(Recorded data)
╭──

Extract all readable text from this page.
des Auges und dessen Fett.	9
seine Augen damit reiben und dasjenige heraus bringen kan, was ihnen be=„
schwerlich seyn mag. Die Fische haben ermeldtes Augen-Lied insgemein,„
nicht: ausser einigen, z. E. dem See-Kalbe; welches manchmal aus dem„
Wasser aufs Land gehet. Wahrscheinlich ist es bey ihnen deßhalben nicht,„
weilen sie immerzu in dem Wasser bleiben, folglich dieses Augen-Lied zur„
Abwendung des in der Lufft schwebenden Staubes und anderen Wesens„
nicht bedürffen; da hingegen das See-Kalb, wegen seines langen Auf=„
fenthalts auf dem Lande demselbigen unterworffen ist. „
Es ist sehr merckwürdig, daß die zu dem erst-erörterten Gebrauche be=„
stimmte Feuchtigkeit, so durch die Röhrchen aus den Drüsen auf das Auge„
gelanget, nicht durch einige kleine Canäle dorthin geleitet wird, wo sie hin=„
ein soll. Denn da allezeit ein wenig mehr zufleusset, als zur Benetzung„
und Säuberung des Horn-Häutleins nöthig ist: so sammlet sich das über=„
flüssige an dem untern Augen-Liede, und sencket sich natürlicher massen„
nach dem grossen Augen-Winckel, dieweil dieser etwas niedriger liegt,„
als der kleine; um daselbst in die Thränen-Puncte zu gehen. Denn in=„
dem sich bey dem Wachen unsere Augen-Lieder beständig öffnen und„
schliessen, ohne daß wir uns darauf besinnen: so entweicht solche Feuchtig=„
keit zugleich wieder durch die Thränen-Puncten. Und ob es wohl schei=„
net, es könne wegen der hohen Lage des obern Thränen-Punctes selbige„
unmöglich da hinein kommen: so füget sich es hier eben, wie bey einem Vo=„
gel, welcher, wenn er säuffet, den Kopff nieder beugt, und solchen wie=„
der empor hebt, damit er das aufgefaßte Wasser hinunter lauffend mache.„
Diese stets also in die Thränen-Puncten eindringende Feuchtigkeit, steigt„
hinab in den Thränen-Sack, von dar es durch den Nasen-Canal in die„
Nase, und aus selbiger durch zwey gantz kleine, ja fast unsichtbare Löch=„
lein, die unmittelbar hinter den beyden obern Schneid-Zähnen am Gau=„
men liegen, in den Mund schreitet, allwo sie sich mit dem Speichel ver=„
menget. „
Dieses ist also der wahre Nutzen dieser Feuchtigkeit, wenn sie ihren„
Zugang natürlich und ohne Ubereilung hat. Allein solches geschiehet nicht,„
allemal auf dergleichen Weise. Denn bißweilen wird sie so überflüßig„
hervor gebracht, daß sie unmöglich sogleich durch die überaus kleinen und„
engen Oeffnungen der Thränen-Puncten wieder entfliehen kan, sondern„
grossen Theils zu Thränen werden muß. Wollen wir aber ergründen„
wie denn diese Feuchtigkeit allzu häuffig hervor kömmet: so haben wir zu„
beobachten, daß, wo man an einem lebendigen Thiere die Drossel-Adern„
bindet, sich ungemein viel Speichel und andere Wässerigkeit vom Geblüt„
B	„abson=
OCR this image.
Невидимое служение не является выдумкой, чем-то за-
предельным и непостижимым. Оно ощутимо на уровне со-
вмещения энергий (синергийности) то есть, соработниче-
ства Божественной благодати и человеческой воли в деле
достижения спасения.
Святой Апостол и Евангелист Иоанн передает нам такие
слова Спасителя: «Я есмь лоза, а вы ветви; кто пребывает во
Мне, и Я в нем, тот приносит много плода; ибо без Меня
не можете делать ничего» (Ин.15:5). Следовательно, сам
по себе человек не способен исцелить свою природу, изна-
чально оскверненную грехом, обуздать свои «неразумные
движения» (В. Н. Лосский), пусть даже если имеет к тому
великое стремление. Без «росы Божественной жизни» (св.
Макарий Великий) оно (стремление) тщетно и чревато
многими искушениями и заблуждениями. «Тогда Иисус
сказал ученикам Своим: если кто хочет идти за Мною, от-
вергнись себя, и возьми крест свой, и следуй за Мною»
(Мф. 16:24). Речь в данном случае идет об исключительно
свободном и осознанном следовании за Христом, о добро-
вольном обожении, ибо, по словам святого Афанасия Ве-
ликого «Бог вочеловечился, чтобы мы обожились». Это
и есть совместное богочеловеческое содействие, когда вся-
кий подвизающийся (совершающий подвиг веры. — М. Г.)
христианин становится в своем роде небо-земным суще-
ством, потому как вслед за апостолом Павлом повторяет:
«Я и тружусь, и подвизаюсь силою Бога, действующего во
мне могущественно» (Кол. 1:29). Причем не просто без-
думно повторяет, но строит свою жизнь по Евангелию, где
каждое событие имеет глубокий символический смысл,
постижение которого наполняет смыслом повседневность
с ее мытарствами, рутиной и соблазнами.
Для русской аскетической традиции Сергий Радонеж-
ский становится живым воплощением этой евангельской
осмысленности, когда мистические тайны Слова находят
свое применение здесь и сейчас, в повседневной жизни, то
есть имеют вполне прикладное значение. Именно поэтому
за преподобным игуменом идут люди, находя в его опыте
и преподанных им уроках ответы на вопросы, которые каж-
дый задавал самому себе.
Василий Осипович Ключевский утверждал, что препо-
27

╰──

• BRIEF: Make an exact copy of the material above.

• THE REPLY:
Extract all readable text from this page.
des Auges und dessen Fett.	9
seine Augen damit reiben und dasjenige heraus bringen kan, was ihnen be=„
schwerlich seyn mag. Die Fische haben ermeldtes Augen-Lied insgemein,„
nicht: ausser einigen, z. E. dem See-Kalbe; welches manchmal aus dem„
Wasser aufs Land gehet. Wahrscheinlich ist es bey ihnen deßhalben nicht,„
weilen sie immerzu in dem Wasser bleiben, folglich dieses Augen-Lied zur„
Abwendung des in der Lufft schwebenden Staubes und anderen Wesens„
nicht bedürffen; da hingegen das See-Kalb, wegen seines langen Auf=„
fenthalts auf dem Lande demselbigen unterworffen ist. „
Es ist sehr merckwürdig, daß die zu dem erst-erörterten Gebrauche be=„
stimmte Feuchtigkeit, so durch die Röhrchen aus den Drüsen auf das Auge„
gelanget, nicht durch einige kleine Canäle dorthin geleitet wird, wo sie hin=„
ein soll. Denn da allezeit ein wenig mehr zufleusset, als zur Benetzung„
und Säuberung des Horn-Häutleins nöthig ist: so sammlet sich das über=„
flüssige an dem untern Augen-Liede, und sencket sich natürlicher massen„
nach dem grossen Augen-Winckel, dieweil dieser etwas niedriger liegt,„
als der kleine; um daselbst in die Thränen-Puncte zu gehen. Denn in=„
dem sich bey dem Wachen unsere Augen-Lieder beständig öffnen und„
schliessen, ohne daß wir uns darauf besinnen: so entweicht solche Feuchtig=„
keit zugleich wieder durch die Thränen-Puncten. Und ob es wohl schei=„
net, es könne wegen der hohen Lage des obern Thränen-Punctes selbige„
unmöglich da hinein kommen: so füget sich es hier eben, wie bey einem Vo=„
gel, welcher, wenn er säuffet, den Kopff nieder beugt, und solchen wie=„
der empor hebt, damit er das aufgefaßte Wasser hinunter lauffend mache.„
Diese stets also in die Thränen-Puncten eindringende Feuchtigkeit, steigt„
hinab in den Thränen-Sack, von dar es durch den Nasen-Canal in die„
Nase, und aus selbiger durch zwey gantz kleine, ja fast unsichtbare Löch=„
lein, die unmittelbar hinter den beyden obern Schneid-Zähnen am Gau=„
men liegen, in den Mund schreitet, allwo sie sich mit dem Speichel ver=„
menget. „
Dieses ist also der wahre Nutzen dieser Feuchtigkeit, wenn sie ihren„
Zugang natürlich und ohne Ubereilung hat. Allein solches geschiehet nicht,„
allemal auf dergleichen Weise. Denn bißweilen wird sie so überflüßig„
hervor gebracht, daß sie unmöglich sogleich durch die überaus kleinen und„
engen Oeffnungen der Thränen-Puncten wieder entfliehen kan, sondern„
grossen Theils zu Thränen werden muß. Wollen wir aber ergründen„
wie denn diese Feuchtigkeit allzu häuffig hervor kömmet: so haben wir zu„
beobachten, daß, wo man an einem lebendigen Thiere die Drossel-Adern„
bindet, sich ungemein viel Speichel und andere Wässerigkeit vom Geblüt„
B	„abson=
OCR this image.
Невидимое служение не является выдумкой, чем-то за-
предельным и непостижимым. Оно ощутимо на уровне со-
вмещения энергий (синергийности) то есть, соработниче-
ства Божественной благодати и человеческой воли в деле
достижения спасения.
Святой Апостол и Евангелист Иоанн передает нам такие
слова Спасителя: «Я есмь лоза, а вы ветви; кто пребывает во
Мне, и Я в нем, тот приносит много плода; ибо без Меня
не можете делать ничего» (Ин.15:5). Следовательно, сам
по себе человек не способен исцелить свою природу, изна-
чально оскверненную грехом, обуздать свои «неразумные
движения» (В. Н. Лосский), пусть даже если имеет к тому
великое стремление. Без «росы Божественной жизни» (св.
Макарий Великий) оно (стремление) тщетно и чревато
многими искушениями и заблуждениями. «Тогда Иисус
сказал ученикам Своим: если кто хочет идти за Мною, от-
вергнись себя, и возьми крест свой, и следуй за Мною»
(Мф. 16:24). Речь в данном случае идет об исключительно
свободном и осознанном следовании за Христом, о добро-
вольном обожении, ибо, по словам святого Афанасия Ве-
ликого «Бог вочеловечился, чтобы мы обожились». Это
и есть совместное богочеловеческое содействие, когда вся-
кий подвизающийся (совершающий подвиг веры. — М. Г.)
христианин становится в своем роде небо-земным суще-
ством, потому как вслед за апостолом Павлом повторяет:
«Я и тружусь, и подвизаюсь силою Бога, действующего во
мне могущественно» (Кол. 1:29). Причем не просто без-
думно повторяет, но строит свою жизнь по Евангелию, где
каждое событие имеет глубокий символический смысл,
постижение которого наполняет смыслом повседневность
с ее мытарствами, рутиной и соблазнами.
Для русской аскетической традиции Сергий Радонеж-
ский становится живым воплощением этой евангельской
осмысленности, когда мистические тайны Слова находят
свое применение здесь и сейчас, в повседневной жизни, то
есть имеют вполне прикладное значение. Именно поэтому
за преподобным игуменом идут люди, находя в его опыте
и преподанных им уроках ответы на вопросы, которые каж-
дый задавал самому себе.
Василий Осипович Ключевский утверждал, что препо-
27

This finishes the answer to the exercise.